*WHAT IS EXPECTED*
Retype everything in the listing, leaving each line exactly as it is.

(Data records)
********************
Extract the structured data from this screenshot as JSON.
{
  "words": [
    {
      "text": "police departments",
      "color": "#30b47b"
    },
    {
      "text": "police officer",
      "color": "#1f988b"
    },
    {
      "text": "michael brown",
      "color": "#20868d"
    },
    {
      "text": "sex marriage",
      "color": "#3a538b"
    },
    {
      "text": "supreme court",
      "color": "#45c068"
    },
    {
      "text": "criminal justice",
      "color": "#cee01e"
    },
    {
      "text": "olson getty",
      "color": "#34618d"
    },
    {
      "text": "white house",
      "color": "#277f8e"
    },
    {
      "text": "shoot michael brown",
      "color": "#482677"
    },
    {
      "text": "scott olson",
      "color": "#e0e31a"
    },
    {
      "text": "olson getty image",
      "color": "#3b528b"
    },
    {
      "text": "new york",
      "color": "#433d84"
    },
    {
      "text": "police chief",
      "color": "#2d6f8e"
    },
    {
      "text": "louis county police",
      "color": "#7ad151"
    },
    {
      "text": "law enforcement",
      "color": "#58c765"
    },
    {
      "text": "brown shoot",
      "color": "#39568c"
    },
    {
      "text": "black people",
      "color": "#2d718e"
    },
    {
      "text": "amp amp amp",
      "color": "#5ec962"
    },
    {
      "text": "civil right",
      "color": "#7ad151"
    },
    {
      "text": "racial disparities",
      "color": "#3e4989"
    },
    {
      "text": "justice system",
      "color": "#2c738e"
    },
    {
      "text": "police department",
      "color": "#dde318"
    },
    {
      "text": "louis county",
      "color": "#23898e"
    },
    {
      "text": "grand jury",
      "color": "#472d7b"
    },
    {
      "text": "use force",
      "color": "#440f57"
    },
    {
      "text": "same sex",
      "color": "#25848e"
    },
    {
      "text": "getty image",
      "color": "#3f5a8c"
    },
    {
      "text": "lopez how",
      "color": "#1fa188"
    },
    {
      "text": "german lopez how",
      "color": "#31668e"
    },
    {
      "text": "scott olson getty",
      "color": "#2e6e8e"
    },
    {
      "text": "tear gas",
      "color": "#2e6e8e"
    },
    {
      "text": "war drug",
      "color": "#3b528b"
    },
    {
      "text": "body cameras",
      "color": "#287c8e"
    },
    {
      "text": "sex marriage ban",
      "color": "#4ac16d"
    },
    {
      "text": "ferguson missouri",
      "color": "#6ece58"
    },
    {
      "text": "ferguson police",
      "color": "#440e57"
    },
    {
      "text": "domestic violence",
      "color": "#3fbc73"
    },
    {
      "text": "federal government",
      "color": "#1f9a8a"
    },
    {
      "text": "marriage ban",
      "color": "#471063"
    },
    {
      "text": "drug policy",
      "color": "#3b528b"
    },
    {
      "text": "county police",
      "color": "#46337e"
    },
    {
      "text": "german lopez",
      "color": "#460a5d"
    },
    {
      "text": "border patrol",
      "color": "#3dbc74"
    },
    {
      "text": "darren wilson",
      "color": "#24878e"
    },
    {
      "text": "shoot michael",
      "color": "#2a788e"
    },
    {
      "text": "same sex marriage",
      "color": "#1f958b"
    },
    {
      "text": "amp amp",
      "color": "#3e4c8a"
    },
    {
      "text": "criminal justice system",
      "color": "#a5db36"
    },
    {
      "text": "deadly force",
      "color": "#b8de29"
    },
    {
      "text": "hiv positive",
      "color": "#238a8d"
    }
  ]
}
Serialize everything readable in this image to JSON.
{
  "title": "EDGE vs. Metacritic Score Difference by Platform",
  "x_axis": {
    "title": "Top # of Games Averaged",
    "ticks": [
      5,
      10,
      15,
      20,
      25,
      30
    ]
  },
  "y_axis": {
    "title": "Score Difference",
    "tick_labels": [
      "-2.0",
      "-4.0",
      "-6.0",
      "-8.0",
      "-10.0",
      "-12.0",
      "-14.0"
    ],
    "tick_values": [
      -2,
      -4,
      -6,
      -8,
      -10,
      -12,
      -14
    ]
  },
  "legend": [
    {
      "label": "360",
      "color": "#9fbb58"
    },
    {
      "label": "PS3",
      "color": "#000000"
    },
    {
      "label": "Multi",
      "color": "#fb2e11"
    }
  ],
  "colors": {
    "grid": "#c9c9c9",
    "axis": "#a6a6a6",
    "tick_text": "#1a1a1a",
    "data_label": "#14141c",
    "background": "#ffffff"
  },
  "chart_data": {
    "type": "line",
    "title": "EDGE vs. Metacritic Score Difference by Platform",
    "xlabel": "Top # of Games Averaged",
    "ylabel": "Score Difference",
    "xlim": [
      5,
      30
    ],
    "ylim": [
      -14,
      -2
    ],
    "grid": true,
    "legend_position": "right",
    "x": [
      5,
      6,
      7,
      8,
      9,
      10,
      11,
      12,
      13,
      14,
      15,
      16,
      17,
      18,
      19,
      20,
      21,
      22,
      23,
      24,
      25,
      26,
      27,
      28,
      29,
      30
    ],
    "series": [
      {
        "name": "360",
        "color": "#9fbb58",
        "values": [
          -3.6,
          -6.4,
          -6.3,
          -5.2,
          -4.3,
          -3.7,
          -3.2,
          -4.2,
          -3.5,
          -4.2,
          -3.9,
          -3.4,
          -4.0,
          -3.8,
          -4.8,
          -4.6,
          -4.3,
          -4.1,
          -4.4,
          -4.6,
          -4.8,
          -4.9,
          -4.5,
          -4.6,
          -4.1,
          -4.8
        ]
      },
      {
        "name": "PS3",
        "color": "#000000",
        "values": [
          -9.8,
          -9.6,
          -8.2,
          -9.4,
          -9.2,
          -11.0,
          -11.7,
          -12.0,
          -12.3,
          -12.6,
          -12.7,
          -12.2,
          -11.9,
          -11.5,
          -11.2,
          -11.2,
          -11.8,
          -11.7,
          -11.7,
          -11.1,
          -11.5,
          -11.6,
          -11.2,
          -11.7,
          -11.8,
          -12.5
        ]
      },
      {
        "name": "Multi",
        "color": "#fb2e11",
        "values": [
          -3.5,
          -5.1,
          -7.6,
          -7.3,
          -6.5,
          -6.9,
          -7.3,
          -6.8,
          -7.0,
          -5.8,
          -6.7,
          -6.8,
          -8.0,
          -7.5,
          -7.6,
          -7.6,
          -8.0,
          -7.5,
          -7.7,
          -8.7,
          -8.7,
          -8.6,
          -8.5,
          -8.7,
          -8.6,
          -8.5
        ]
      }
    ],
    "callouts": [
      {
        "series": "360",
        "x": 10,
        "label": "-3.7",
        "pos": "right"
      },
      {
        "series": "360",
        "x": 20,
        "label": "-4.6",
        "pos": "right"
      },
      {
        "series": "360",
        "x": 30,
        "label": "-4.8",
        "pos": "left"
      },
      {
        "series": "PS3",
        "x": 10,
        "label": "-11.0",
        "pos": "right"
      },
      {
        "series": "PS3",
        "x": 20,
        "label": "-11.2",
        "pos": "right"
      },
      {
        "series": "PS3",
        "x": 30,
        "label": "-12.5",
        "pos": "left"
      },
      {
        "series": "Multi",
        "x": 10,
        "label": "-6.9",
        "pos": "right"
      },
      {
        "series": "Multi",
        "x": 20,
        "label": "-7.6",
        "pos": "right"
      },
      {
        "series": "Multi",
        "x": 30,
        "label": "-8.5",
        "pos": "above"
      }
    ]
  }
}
********************
*TASK RESPONSE*
Extract the structured data from this screenshot as JSON.
{
  "words": [
    {
      "text": "police departments",
      "color": "#30b47b"
    },
    {
      "text": "police officer",
      "color": "#1f988b"
    },
    {
      "text": "michael brown",
      "color": "#20868d"
    },
    {
      "text": "sex marriage",
      "color": "#3a538b"
    },
    {
      "text": "supreme court",
      "color": "#45c068"
    },
    {
      "text": "criminal justice",
      "color": "#cee01e"
    },
    {
      "text": "olson getty",
      "color": "#34618d"
    },
    {
      "text": "white house",
      "color": "#277f8e"
    },
    {
      "text": "shoot michael brown",
      "color": "#482677"
    },
    {
      "text": "scott olson",
      "color": "#e0e31a"
    },
    {
      "text": "olson getty image",
      "color": "#3b528b"
    },
    {
      "text": "new york",
      "color": "#433d84"
    },
    {
      "text": "police chief",
      "color": "#2d6f8e"
    },
    {
      "text": "louis county police",
      "color": "#7ad151"
    },
    {
      "text": "law enforcement",
      "color": "#58c765"
    },
    {
      "text": "brown shoot",
      "color": "#39568c"
    },
    {
      "text": "black people",
      "color": "#2d718e"
    },
    {
      "text": "amp amp amp",
      "color": "#5ec962"
    },
    {
      "text": "civil right",
      "color": "#7ad151"
    },
    {
      "text": "racial disparities",
      "color": "#3e4989"
    },
    {
      "text": "justice system",
      "color": "#2c738e"
    },
    {
      "text": "police department",
      "color": "#dde318"
    },
    {
      "text": "louis county",
      "color": "#23898e"
    },
    {
      "text": "grand jury",
      "color": "#472d7b"
    },
    {
      "text": "use force",
      "color": "#440f57"
    },
    {
      "text": "same sex",
      "color": "#25848e"
    },
    {
      "text": "getty image",
      "color": "#3f5a8c"
    },
    {
      "text": "lopez how",
      "color": "#1fa188"
    },
    {
      "text": "german lopez how",
      "color": "#31668e"
    },
    {
      "text": "scott olson getty",
      "color": "#2e6e8e"
    },
    {
      "text": "tear gas",
      "color": "#2e6e8e"
    },
    {
      "text": "war drug",
      "color": "#3b528b"
    },
    {
      "text": "body cameras",
      "color": "#287c8e"
    },
    {
      "text": "sex marriage ban",
      "color": "#4ac16d"
    },
    {
      "text": "ferguson missouri",
      "color": "#6ece58"
    },
    {
      "text": "ferguson police",
      "color": "#440e57"
    },
    {
      "text": "domestic violence",
      "color": "#3fbc73"
    },
    {
      "text": "federal government",
      "color": "#1f9a8a"
    },
    {
      "text": "marriage ban",
      "color": "#471063"
    },
    {
      "text": "drug policy",
      "color": "#3b528b"
    },
    {
      "text": "county police",
      "color": "#46337e"
    },
    {
      "text": "german lopez",
      "color": "#460a5d"
    },
    {
      "text": "border patrol",
      "color": "#3dbc74"
    },
    {
      "text": "darren wilson",
      "color": "#24878e"
    },
    {
      "text": "shoot michael",
      "color": "#2a788e"
    },
    {
      "text": "same sex marriage",
      "color": "#1f958b"
    },
    {
      "text": "amp amp",
      "color": "#3e4c8a"
    },
    {
      "text": "criminal justice system",
      "color": "#a5db36"
    },
    {
      "text": "deadly force",
      "color": "#b8de29"
    },
    {
      "text": "hiv positive",
      "color": "#238a8d"
    }
  ]
}
Serialize everything readable in this image to JSON.
{
  "title": "EDGE vs. Metacritic Score Difference by Platform",
  "x_axis": {
    "title": "Top # of Games Averaged",
    "ticks": [
      5,
      10,
      15,
      20,
      25,
      30
    ]
  },
  "y_axis": {
    "title": "Score Difference",
    "tick_labels": [
      "-2.0",
      "-4.0",
      "-6.0",
      "-8.0",
      "-10.0",
      "-12.0",
      "-14.0"
    ],
    "tick_values": [
      -2,
      -4,
      -6,
      -8,
      -10,
      -12,
      -14
    ]
  },
  "legend": [
    {
      "label": "360",
      "color": "#9fbb58"
    },
    {
      "label": "PS3",
      "color": "#000000"
    },
    {
      "label": "Multi",
      "color": "#fb2e11"
    }
  ],
  "colors": {
    "grid": "#c9c9c9",
    "axis": "#a6a6a6",
    "tick_text": "#1a1a1a",
    "data_label": "#14141c",
    "background": "#ffffff"
  },
  "chart_data": {
    "type": "line",
    "title": "EDGE vs. Metacritic Score Difference by Platform",
    "xlabel": "Top # of Games Averaged",
    "ylabel": "Score Difference",
    "xlim": [
      5,
      30
    ],
    "ylim": [
      -14,
      -2
    ],
    "grid": true,
    "legend_position": "right",
    "x": [
      5,
      6,
      7,
      8,
      9,
      10,
      11,
      12,
      13,
      14,
      15,
      16,
      17,
      18,
      19,
      20,
      21,
      22,
      23,
      24,
      25,
      26,
      27,
      28,
      29,
      30
    ],
    "series": [
      {
        "name": "360",
        "color": "#9fbb58",
        "values": [
          -3.6,
          -6.4,
          -6.3,
          -5.2,
          -4.3,
          -3.7,
          -3.2,
          -4.2,
          -3.5,
          -4.2,
          -3.9,
          -3.4,
          -4.0,
          -3.8,
          -4.8,
          -4.6,
          -4.3,
          -4.1,
          -4.4,
          -4.6,
          -4.8,
          -4.9,
          -4.5,
          -4.6,
          -4.1,
          -4.8
        ]
      },
      {
        "name": "PS3",
        "color": "#000000",
        "values": [
          -9.8,
          -9.6,
          -8.2,
          -9.4,
          -9.2,
          -11.0,
          -11.7,
          -12.0,
          -12.3,
          -12.6,
          -12.7,
          -12.2,
          -11.9,
          -11.5,
          -11.2,
          -11.2,
          -11.8,
          -11.7,
          -11.7,
          -11.1,
          -11.5,
          -11.6,
          -11.2,
          -11.7,
          -11.8,
          -12.5
        ]
      },
      {
        "name": "Multi",
        "color": "#fb2e11",
        "values": [
          -3.5,
          -5.1,
          -7.6,
          -7.3,
          -6.5,
          -6.9,
          -7.3,
          -6.8,
          -7.0,
          -5.8,
          -6.7,
          -6.8,
          -8.0,
          -7.5,
          -7.6,
          -7.6,
          -8.0,
          -7.5,
          -7.7,
          -8.7,
          -8.7,
          -8.6,
          -8.5,
          -8.7,
          -8.6,
          -8.5
        ]
      }
    ],
    "callouts": [
      {
        "series": "360",
        "x": 10,
        "label": "-3.7",
        "pos": "right"
      },
      {
        "series": "360",
        "x": 20,
        "label": "-4.6",
        "pos": "right"
      },
      {
        "series": "360",
        "x": 30,
        "label": "-4.8",
        "pos": "left"
      },
      {
        "series": "PS3",
        "x": 10,
        "label": "-11.0",
        "pos": "right"
      },
      {
        "series": "PS3",
        "x": 20,
        "label": "-11.2",
        "pos": "right"
      },
      {
        "series": "PS3",
        "x": 30,
        "label": "-12.5",
        "pos": "left"
      },
      {
        "series": "Multi",
        "x": 10,
        "label": "-6.9",
        "pos": "right"
      },
      {
        "series": "Multi",
        "x": 20,
        "label": "-7.6",
        "pos": "right"
      },
      {
        "series": "Multi",
        "x": 30,
        "label": "-8.5",
        "pos": "above"
      }
    ]
  }
}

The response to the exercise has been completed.